### Collected data
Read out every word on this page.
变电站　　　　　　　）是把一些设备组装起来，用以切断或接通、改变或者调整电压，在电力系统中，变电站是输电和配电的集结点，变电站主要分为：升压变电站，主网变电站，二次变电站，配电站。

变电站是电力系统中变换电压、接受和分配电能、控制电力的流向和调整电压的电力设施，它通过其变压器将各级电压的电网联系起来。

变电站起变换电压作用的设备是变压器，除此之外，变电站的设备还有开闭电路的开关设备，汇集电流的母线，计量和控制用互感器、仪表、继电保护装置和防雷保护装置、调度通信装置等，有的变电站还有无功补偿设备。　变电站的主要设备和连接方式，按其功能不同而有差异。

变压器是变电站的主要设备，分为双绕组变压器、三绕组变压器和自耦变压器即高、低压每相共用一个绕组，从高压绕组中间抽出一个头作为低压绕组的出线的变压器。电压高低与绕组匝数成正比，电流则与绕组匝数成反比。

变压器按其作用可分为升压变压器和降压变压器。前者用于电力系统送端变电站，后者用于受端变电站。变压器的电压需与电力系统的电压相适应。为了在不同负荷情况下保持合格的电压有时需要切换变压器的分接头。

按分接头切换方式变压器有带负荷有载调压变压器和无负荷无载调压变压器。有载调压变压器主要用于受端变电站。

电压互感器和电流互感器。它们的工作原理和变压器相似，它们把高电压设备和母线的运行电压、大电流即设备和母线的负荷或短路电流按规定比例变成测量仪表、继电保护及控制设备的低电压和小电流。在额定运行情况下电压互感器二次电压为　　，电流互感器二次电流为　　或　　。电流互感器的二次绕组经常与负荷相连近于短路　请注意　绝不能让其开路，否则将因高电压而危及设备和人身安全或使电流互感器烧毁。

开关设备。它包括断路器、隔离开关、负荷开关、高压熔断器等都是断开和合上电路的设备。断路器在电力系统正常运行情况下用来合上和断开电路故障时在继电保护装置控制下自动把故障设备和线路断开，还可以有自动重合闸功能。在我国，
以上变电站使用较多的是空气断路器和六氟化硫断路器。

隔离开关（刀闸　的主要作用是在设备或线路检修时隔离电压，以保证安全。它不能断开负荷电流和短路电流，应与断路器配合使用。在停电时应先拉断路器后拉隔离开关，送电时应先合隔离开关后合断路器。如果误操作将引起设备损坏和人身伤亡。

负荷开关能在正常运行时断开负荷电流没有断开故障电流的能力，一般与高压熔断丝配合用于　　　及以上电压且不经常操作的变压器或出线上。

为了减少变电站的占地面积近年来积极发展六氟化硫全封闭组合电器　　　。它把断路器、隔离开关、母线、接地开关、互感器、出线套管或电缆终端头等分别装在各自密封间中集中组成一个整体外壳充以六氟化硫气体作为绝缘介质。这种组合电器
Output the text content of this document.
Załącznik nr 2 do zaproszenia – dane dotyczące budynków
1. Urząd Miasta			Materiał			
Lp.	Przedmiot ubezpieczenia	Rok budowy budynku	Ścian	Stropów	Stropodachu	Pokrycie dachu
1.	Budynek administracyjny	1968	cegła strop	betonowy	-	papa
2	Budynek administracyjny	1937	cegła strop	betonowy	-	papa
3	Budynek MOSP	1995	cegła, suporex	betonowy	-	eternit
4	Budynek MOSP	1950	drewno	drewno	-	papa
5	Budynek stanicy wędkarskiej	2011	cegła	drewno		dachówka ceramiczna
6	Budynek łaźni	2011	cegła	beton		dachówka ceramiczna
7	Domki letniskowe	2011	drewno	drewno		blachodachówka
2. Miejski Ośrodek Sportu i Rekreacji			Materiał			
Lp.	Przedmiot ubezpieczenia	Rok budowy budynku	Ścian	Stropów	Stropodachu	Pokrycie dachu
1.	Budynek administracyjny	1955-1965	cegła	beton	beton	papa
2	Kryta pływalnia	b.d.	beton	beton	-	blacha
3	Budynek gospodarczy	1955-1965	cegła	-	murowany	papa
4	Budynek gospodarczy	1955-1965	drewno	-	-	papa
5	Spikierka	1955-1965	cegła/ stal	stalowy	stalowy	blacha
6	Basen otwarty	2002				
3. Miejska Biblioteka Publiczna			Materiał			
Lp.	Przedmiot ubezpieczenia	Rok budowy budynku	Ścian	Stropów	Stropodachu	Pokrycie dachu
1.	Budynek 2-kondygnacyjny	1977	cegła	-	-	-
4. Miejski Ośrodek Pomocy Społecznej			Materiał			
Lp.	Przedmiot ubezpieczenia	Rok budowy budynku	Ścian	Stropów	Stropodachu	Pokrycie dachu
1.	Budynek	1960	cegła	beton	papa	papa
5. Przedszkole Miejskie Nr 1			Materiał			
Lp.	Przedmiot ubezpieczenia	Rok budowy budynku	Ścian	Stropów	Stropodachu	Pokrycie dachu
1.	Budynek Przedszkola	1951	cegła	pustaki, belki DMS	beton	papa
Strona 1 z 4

### TO DO
Copy all the records above exactly, missing none.

### FINAL RESULT
Read out every word on this page.
变电站　　　　　　　）是把一些设备组装起来，用以切断或接通、改变或者调整电压，在电力系统中，变电站是输电和配电的集结点，变电站主要分为：升压变电站，主网变电站，二次变电站，配电站。

变电站是电力系统中变换电压、接受和分配电能、控制电力的流向和调整电压的电力设施，它通过其变压器将各级电压的电网联系起来。

变电站起变换电压作用的设备是变压器，除此之外，变电站的设备还有开闭电路的开关设备，汇集电流的母线，计量和控制用互感器、仪表、继电保护装置和防雷保护装置、调度通信装置等，有的变电站还有无功补偿设备。　变电站的主要设备和连接方式，按其功能不同而有差异。

变压器是变电站的主要设备，分为双绕组变压器、三绕组变压器和自耦变压器即高、低压每相共用一个绕组，从高压绕组中间抽出一个头作为低压绕组的出线的变压器。电压高低与绕组匝数成正比，电流则与绕组匝数成反比。

变压器按其作用可分为升压变压器和降压变压器。前者用于电力系统送端变电站，后者用于受端变电站。变压器的电压需与电力系统的电压相适应。为了在不同负荷情况下保持合格的电压有时需要切换变压器的分接头。

按分接头切换方式变压器有带负荷有载调压变压器和无负荷无载调压变压器。有载调压变压器主要用于受端变电站。

电压互感器和电流互感器。它们的工作原理和变压器相似，它们把高电压设备和母线的运行电压、大电流即设备和母线的负荷或短路电流按规定比例变成测量仪表、继电保护及控制设备的低电压和小电流。在额定运行情况下电压互感器二次电压为　　，电流互感器二次电流为　　或　　。电流互感器的二次绕组经常与负荷相连近于短路　请注意　绝不能让其开路，否则将因高电压而危及设备和人身安全或使电流互感器烧毁。

开关设备。它包括断路器、隔离开关、负荷开关、高压熔断器等都是断开和合上电路的设备。断路器在电力系统正常运行情况下用来合上和断开电路故障时在继电保护装置控制下自动把故障设备和线路断开，还可以有自动重合闸功能。在我国，
以上变电站使用较多的是空气断路器和六氟化硫断路器。

隔离开关（刀闸　的主要作用是在设备或线路检修时隔离电压，以保证安全。它不能断开负荷电流和短路电流，应与断路器配合使用。在停电时应先拉断路器后拉隔离开关，送电时应先合隔离开关后合断路器。如果误操作将引起设备损坏和人身伤亡。

负荷开关能在正常运行时断开负荷电流没有断开故障电流的能力，一般与高压熔断丝配合用于　　　及以上电压且不经常操作的变压器或出线上。

为了减少变电站的占地面积近年来积极发展六氟化硫全封闭组合电器　　　。它把断路器、隔离开关、母线、接地开关、互感器、出线套管或电缆终端头等分别装在各自密封间中集中组成一个整体外壳充以六氟化硫气体作为绝缘介质。这种组合电器
Output the text content of this document.
Załącznik nr 2 do zaproszenia – dane dotyczące budynków
1. Urząd Miasta			Materiał			
Lp.	Przedmiot ubezpieczenia	Rok budowy budynku	Ścian	Stropów	Stropodachu	Pokrycie dachu
1.	Budynek administracyjny	1968	cegła strop	betonowy	-	papa
2	Budynek administracyjny	1937	cegła strop	betonowy	-	papa
3	Budynek MOSP	1995	cegła, suporex	betonowy	-	eternit
4	Budynek MOSP	1950	drewno	drewno	-	papa
5	Budynek stanicy wędkarskiej	2011	cegła	drewno		dachówka ceramiczna
6	Budynek łaźni	2011	cegła	beton		dachówka ceramiczna
7	Domki letniskowe	2011	drewno	drewno		blachodachówka
2. Miejski Ośrodek Sportu i Rekreacji			Materiał			
Lp.	Przedmiot ubezpieczenia	Rok budowy budynku	Ścian	Stropów	Stropodachu	Pokrycie dachu
1.	Budynek administracyjny	1955-1965	cegła	beton	beton	papa
2	Kryta pływalnia	b.d.	beton	beton	-	blacha
3	Budynek gospodarczy	1955-1965	cegła	-	murowany	papa
4	Budynek gospodarczy	1955-1965	drewno	-	-	papa
5	Spikierka	1955-1965	cegła/ stal	stalowy	stalowy	blacha
6	Basen otwarty	2002				
3. Miejska Biblioteka Publiczna			Materiał			
Lp.	Przedmiot ubezpieczenia	Rok budowy budynku	Ścian	Stropów	Stropodachu	Pokrycie dachu
1.	Budynek 2-kondygnacyjny	1977	cegła	-	-	-
4. Miejski Ośrodek Pomocy Społecznej			Materiał			
Lp.	Przedmiot ubezpieczenia	Rok budowy budynku	Ścian	Stropów	Stropodachu	Pokrycie dachu
1.	Budynek	1960	cegła	beton	papa	papa
5. Przedszkole Miejskie Nr 1			Materiał			
Lp.	Przedmiot ubezpieczenia	Rok budowy budynku	Ścian	Stropów	Stropodachu	Pokrycie dachu
1.	Budynek Przedszkola	1951	cegła	pustaki, belki DMS	beton	papa
Strona 1 z 4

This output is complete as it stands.